- **The exercise**:
Reproduce every one of the items below word for word, line by line.
========
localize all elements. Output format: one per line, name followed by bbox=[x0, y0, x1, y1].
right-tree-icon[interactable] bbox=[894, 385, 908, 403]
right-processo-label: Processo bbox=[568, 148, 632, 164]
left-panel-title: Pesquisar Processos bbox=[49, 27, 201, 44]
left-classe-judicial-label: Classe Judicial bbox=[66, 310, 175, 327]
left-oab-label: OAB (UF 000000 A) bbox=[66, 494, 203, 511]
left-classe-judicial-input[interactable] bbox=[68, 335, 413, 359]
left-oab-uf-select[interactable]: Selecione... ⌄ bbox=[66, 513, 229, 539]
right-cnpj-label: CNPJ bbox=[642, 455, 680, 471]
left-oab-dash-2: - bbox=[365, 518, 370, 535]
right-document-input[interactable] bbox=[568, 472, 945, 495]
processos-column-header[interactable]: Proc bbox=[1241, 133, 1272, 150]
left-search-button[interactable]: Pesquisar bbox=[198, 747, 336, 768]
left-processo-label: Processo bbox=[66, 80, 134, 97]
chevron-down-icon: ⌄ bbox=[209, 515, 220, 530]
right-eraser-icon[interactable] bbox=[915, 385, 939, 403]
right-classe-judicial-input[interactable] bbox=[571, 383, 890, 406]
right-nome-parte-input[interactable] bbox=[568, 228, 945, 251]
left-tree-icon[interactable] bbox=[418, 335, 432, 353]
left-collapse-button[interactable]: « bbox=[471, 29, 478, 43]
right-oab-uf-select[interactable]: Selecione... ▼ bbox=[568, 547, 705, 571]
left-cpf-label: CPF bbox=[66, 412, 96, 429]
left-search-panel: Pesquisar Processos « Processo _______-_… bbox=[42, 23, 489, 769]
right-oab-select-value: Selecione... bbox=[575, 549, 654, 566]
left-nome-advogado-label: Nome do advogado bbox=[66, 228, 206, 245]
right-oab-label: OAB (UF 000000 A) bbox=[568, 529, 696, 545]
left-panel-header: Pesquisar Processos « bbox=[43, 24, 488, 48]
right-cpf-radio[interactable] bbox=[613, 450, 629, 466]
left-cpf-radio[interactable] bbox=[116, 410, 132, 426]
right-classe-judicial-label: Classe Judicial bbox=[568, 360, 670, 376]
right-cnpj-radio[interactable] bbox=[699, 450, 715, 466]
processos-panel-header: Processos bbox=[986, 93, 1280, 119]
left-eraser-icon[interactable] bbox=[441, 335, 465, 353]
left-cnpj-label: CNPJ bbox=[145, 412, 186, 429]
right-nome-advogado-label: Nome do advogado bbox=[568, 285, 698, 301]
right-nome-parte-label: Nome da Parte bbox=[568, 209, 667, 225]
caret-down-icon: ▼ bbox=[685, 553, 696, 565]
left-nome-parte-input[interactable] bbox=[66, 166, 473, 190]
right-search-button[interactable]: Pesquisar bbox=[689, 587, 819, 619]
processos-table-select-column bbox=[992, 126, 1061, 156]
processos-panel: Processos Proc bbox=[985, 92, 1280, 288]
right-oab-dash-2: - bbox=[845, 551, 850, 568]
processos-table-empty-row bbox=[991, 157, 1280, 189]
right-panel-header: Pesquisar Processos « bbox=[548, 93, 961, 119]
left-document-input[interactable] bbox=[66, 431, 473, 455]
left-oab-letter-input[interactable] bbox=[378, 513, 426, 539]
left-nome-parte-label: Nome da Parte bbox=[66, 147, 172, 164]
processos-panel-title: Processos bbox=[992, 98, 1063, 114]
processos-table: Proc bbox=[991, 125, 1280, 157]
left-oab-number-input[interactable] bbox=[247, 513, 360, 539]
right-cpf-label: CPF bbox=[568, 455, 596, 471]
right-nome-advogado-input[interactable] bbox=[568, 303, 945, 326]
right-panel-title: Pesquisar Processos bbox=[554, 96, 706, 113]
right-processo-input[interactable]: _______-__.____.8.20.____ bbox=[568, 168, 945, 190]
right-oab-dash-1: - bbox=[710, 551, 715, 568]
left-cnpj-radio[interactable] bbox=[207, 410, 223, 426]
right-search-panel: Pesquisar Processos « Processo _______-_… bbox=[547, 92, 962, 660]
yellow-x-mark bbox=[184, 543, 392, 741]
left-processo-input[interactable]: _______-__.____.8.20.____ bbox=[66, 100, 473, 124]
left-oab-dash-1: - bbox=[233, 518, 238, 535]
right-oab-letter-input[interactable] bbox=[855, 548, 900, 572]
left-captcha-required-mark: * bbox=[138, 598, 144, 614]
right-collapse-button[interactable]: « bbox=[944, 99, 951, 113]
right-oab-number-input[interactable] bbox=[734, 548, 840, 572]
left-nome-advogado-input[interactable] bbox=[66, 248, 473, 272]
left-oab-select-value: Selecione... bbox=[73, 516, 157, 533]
========
- **Right answer**:
localize all elements. Output format: one per line, name followed by bbox=[x0, y0, x1, y1].
right-tree-icon[interactable] bbox=[894, 385, 908, 403]
right-processo-label: Processo bbox=[568, 148, 632, 164]
left-panel-title: Pesquisar Processos bbox=[49, 27, 201, 44]
left-classe-judicial-label: Classe Judicial bbox=[66, 310, 175, 327]
left-oab-label: OAB (UF 000000 A) bbox=[66, 494, 203, 511]
left-classe-judicial-input[interactable] bbox=[68, 335, 413, 359]
left-oab-uf-select[interactable]: Selecione... ⌄ bbox=[66, 513, 229, 539]
right-cnpj-label: CNPJ bbox=[642, 455, 680, 471]
left-oab-dash-2: - bbox=[365, 518, 370, 535]
right-document-input[interactable] bbox=[568, 472, 945, 495]
processos-column-header[interactable]: Proc bbox=[1241, 133, 1272, 150]
left-search-button[interactable]: Pesquisar bbox=[198, 747, 336, 768]
left-processo-label: Processo bbox=[66, 80, 134, 97]
chevron-down-icon: ⌄ bbox=[209, 515, 220, 530]
right-eraser-icon[interactable] bbox=[915, 385, 939, 403]
right-classe-judicial-input[interactable] bbox=[571, 383, 890, 406]
right-nome-parte-input[interactable] bbox=[568, 228, 945, 251]
left-tree-icon[interactable] bbox=[418, 335, 432, 353]
left-collapse-button[interactable]: « bbox=[471, 29, 478, 43]
right-oab-uf-select[interactable]: Selecione... ▼ bbox=[568, 547, 705, 571]
left-cpf-label: CPF bbox=[66, 412, 96, 429]
left-search-panel: Pesquisar Processos « Processo _______-_… bbox=[42, 23, 489, 769]
right-oab-select-value: Selecione... bbox=[575, 549, 654, 566]
left-nome-advogado-label: Nome do advogado bbox=[66, 228, 206, 245]
right-oab-label: OAB (UF 000000 A) bbox=[568, 529, 696, 545]
left-panel-header: Pesquisar Processos « bbox=[43, 24, 488, 48]
right-cpf-radio[interactable] bbox=[613, 450, 629, 466]
left-cpf-radio[interactable] bbox=[116, 410, 132, 426]
right-classe-judicial-label: Classe Judicial bbox=[568, 360, 670, 376]
right-cnpj-radio[interactable] bbox=[699, 450, 715, 466]
processos-panel-header: Processos bbox=[986, 93, 1280, 119]
left-eraser-icon[interactable] bbox=[441, 335, 465, 353]
left-cnpj-label: CNPJ bbox=[145, 412, 186, 429]
right-nome-advogado-label: Nome do advogado bbox=[568, 285, 698, 301]
right-nome-parte-label: Nome da Parte bbox=[568, 209, 667, 225]
caret-down-icon: ▼ bbox=[685, 553, 696, 565]
left-nome-parte-input[interactable] bbox=[66, 166, 473, 190]
right-search-button[interactable]: Pesquisar bbox=[689, 587, 819, 619]
processos-table-select-column bbox=[992, 126, 1061, 156]
processos-panel: Processos Proc bbox=[985, 92, 1280, 288]
right-oab-dash-2: - bbox=[845, 551, 850, 568]
processos-table-empty-row bbox=[991, 157, 1280, 189]
right-panel-header: Pesquisar Processos « bbox=[548, 93, 961, 119]
left-document-input[interactable] bbox=[66, 431, 473, 455]
left-oab-letter-input[interactable] bbox=[378, 513, 426, 539]
left-nome-parte-label: Nome da Parte bbox=[66, 147, 172, 164]
processos-panel-title: Processos bbox=[992, 98, 1063, 114]
processos-table: Proc bbox=[991, 125, 1280, 157]
left-oab-number-input[interactable] bbox=[247, 513, 360, 539]
right-cpf-label: CPF bbox=[568, 455, 596, 471]
right-nome-advogado-input[interactable] bbox=[568, 303, 945, 326]
right-panel-title: Pesquisar Processos bbox=[554, 96, 706, 113]
right-processo-input[interactable]: _______-__.____.8.20.____ bbox=[568, 168, 945, 190]
right-oab-dash-1: - bbox=[710, 551, 715, 568]
left-cnpj-radio[interactable] bbox=[207, 410, 223, 426]
right-search-panel: Pesquisar Processos « Processo _______-_… bbox=[547, 92, 962, 660]
yellow-x-mark bbox=[184, 543, 392, 741]
left-processo-input[interactable]: _______-__.____.8.20.____ bbox=[66, 100, 473, 124]
left-oab-dash-1: - bbox=[233, 518, 238, 535]
right-oab-letter-input[interactable] bbox=[855, 548, 900, 572]
left-captcha-required-mark: * bbox=[138, 598, 144, 614]
right-collapse-button[interactable]: « bbox=[944, 99, 951, 113]
right-oab-number-input[interactable] bbox=[734, 548, 840, 572]
left-nome-advogado-input[interactable] bbox=[66, 248, 473, 272]
left-oab-select-value: Selecione... bbox=[73, 516, 157, 533]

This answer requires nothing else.